§ **Document section**
====================
Ben Richards-Everton

Personal information
- Full name: Benjamin Richards-Everton
- Date of birth: 17 October 1991 (age 34)
- Place of birth: Birmingham, England
- Height: 6 ft 5 in (1.96 m)
- Position: Defender

Team information
- Current team: Chippenham Town

Youth career
- 0000–2008: Romulus
- 2008–2009: Carlisle United

Senior career*
- Years: Team / Apps / (Gls)
- 2009–2010: Romulus
- 2010–2011: Cradley Town
- 2011–2013: Hinckley United / 38 / (0)
- 2011: → Sutton Coldfield Town (loan)
- 2011: → Rushall Olympic (loan)
- 2011: → Romulus (loan)
- 2013–2014: Tamworth / 37 / (0)
- 2014–2015: Partick Thistle / 2 / (0)
- 2014–2015: → Airdrieonians (loan) / 18 / (0)
- 2015–2017: Dunfermline Athletic / 40 / (2)
- 2017–2019: Accrington Stanley / 39 / (1)
- 2019–2021: Bradford City / 42 / (2)
- 2021–2022: Barnet / 62 / (5)
- 2022–2023: Yeovil Town / 19 / (0)
- 2023: → Scunthorpe United (loan) / 12 / (1)
====================
Spatial layout entries:

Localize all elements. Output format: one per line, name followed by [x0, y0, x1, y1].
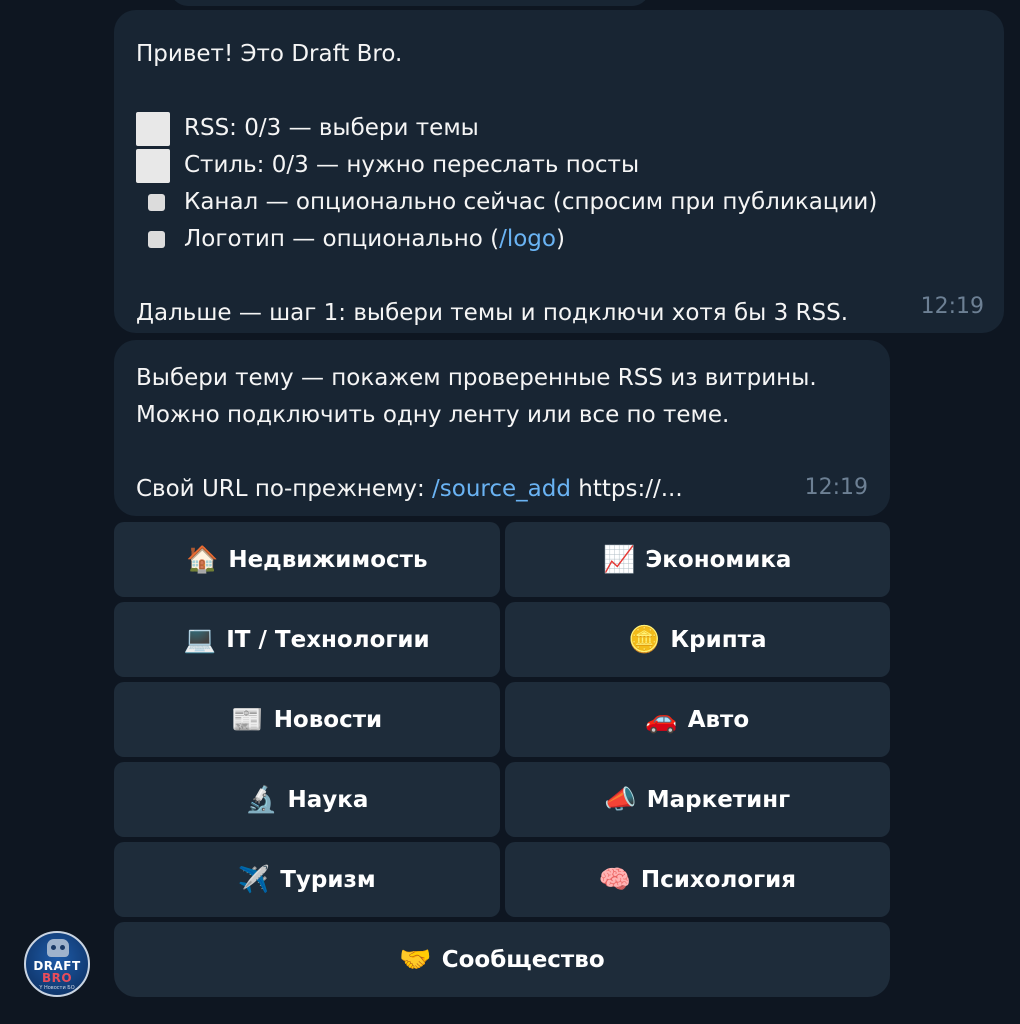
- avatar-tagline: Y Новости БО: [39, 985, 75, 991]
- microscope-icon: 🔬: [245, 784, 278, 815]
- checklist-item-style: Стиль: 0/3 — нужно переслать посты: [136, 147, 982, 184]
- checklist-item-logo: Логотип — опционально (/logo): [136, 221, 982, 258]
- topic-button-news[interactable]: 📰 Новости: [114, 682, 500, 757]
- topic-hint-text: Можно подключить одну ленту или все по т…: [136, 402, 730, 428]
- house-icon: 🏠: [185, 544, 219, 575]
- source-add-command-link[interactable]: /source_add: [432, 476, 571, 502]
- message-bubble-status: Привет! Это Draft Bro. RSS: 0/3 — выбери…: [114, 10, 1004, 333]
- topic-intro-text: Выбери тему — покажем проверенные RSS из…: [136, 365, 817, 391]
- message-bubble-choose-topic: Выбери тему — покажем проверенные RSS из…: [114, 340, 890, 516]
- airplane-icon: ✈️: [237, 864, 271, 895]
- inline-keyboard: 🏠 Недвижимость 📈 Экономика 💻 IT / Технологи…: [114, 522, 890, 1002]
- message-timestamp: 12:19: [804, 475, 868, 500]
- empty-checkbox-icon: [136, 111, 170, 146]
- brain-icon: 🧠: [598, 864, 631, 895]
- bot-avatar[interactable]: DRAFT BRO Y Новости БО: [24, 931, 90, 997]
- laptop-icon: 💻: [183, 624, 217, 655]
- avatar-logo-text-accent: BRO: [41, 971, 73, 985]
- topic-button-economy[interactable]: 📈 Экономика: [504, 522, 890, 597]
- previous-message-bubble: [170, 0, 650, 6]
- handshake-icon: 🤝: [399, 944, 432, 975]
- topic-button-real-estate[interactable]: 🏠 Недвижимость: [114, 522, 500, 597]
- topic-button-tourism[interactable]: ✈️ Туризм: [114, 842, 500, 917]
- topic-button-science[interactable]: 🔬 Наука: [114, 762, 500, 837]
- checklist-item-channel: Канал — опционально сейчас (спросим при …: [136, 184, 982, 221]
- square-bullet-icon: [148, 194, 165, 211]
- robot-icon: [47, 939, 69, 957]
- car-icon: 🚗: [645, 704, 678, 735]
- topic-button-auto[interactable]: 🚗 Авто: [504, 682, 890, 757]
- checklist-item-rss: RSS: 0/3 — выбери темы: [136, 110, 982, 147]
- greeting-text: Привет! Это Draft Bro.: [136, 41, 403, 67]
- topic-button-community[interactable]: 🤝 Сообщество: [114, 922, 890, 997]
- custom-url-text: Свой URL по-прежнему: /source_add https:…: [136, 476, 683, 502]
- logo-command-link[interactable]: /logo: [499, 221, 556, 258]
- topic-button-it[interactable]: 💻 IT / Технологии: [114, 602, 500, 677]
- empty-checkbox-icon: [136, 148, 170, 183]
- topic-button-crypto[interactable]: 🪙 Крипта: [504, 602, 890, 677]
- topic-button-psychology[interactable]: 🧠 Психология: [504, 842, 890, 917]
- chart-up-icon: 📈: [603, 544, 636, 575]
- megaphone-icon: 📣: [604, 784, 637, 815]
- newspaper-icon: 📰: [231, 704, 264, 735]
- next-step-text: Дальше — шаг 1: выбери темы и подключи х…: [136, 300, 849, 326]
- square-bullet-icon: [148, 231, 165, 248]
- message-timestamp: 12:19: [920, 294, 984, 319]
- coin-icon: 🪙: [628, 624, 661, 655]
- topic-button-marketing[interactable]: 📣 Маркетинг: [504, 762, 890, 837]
====================
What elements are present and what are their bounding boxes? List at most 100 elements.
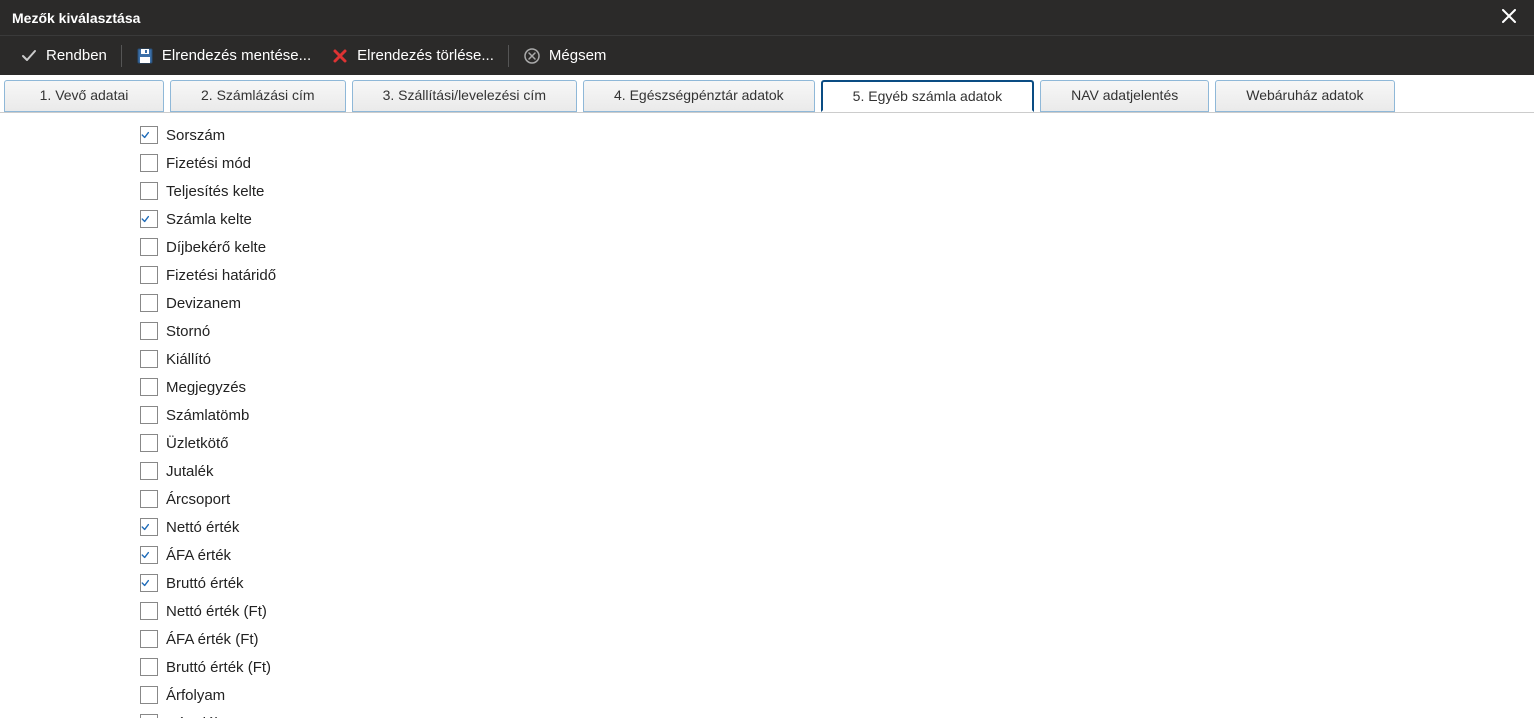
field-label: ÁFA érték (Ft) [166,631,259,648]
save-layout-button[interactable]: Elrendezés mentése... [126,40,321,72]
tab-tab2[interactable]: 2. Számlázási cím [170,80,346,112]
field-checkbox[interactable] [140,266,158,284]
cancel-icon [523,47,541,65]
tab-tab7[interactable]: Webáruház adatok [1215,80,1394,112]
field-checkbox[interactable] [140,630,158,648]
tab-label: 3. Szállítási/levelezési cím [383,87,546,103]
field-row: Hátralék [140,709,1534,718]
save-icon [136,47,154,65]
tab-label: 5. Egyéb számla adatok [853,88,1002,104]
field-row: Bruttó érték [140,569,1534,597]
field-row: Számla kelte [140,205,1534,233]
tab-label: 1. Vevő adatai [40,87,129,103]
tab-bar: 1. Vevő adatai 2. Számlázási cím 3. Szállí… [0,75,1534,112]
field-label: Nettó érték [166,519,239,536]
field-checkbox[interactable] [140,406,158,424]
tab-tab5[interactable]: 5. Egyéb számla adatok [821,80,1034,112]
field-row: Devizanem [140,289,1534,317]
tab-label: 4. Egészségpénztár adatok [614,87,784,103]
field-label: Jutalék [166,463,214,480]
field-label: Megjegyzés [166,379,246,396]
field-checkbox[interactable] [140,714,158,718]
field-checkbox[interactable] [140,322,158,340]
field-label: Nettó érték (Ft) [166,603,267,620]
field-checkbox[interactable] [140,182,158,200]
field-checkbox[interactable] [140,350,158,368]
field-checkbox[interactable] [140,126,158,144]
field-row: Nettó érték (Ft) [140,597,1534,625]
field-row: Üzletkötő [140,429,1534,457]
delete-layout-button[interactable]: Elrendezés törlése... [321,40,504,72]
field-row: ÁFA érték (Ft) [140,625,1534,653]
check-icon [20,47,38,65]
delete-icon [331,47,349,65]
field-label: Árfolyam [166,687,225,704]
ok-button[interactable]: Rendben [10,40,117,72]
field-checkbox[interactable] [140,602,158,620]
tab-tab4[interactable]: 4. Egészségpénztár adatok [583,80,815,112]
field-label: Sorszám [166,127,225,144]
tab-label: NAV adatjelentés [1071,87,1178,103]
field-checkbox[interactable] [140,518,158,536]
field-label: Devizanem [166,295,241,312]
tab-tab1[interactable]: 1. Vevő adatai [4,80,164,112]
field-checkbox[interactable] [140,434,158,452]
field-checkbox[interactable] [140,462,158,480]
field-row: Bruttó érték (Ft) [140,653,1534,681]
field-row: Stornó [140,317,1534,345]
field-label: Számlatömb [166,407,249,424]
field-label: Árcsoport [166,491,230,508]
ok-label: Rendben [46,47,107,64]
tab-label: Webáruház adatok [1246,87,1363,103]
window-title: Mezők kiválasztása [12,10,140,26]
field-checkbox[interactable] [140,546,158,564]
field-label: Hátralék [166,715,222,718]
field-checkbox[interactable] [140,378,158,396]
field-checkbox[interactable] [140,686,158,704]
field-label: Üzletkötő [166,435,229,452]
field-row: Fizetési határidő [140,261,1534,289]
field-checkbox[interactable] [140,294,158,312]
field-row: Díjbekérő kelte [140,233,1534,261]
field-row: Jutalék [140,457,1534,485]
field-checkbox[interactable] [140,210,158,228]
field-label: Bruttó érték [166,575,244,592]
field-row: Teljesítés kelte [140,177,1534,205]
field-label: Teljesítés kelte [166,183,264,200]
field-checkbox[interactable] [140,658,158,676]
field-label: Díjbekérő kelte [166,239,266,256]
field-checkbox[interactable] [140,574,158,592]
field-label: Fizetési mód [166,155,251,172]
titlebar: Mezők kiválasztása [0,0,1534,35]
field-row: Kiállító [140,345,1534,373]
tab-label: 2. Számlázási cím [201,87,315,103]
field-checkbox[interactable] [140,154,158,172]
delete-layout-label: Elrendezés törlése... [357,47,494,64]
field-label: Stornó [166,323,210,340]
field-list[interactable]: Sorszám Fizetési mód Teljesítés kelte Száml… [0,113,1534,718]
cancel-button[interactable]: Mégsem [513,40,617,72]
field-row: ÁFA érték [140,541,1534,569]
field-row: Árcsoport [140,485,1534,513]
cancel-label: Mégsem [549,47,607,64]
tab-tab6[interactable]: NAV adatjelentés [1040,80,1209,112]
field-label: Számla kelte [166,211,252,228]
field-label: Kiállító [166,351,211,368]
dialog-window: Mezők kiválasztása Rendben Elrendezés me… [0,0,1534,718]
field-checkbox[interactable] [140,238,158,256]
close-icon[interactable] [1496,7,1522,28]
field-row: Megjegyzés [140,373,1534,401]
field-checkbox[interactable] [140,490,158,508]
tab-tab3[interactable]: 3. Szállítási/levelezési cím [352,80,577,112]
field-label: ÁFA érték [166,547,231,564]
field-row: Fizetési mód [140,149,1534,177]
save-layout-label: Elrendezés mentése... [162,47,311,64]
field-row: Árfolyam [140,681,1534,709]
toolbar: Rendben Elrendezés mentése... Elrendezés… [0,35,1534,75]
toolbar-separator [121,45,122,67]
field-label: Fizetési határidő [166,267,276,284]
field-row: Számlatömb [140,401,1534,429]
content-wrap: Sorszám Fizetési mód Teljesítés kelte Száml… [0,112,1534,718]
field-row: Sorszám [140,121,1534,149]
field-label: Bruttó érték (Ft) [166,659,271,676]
====================
§ **Required actions**
1. Using the Ben Richards-Everton profile, say whether each statement agrees with it, giving yes or no and quoting the deciding words: (a) he was born in Birmingham; (b) he played for Carlisle United in his senior career; (c) he scored five goals for Barnet.
2. In the Ben Richards-Everton profile, which club is given as his current team?
3. Write the next part of the Ben Richards-Everton profile, picking up after its final line.

§ **Answers for the tasks**
1.
(a) Yes: "Place of birth: Birmingham, England"
(b) No: "2008–2009: Carlisle United" appears under "Youth career"
(c) Yes: "2021–2022: Barnet / 62 / (5)"

2. Chippenham Town.

3.
- 2023–2024: Gloucester City / 27 / (0)
- 2024: Bromsgrove Sporting / 9 / (0)
- 2024–2026: Gloucester City / 54 / (6)
- 2026–: Chippenham Town / 0 / (0)

International career
- 2013: England C / 1 / (0)

= Ben Richards-Everton =

English footballer (born 1991)

Benjamin Richards-Everton (born 17 October 1991) is an English professional footballer who plays as a central defender for club Chippenham Town.

Richards-Everton has previously played for English non-league clubs Romulus, Cradley Town, Hinckley United, Tamworth, Barnet, Yeovil Town and Scunthorpe United, as well as Scottish sides Partick Thistle, Airdrieonians and Dunfermline Athletic, and English League clubs Accrington Stanley and Bradford City.

==Club career==
===Early career===
Born in Birmingham, West Midlands, Richards-Everton joined Hinckley United from Cradley Town, where he spent two seasons with The Knitters, spending time out on loan with Sutton Coldfield Town, Rushall Olympic and former club Romulus.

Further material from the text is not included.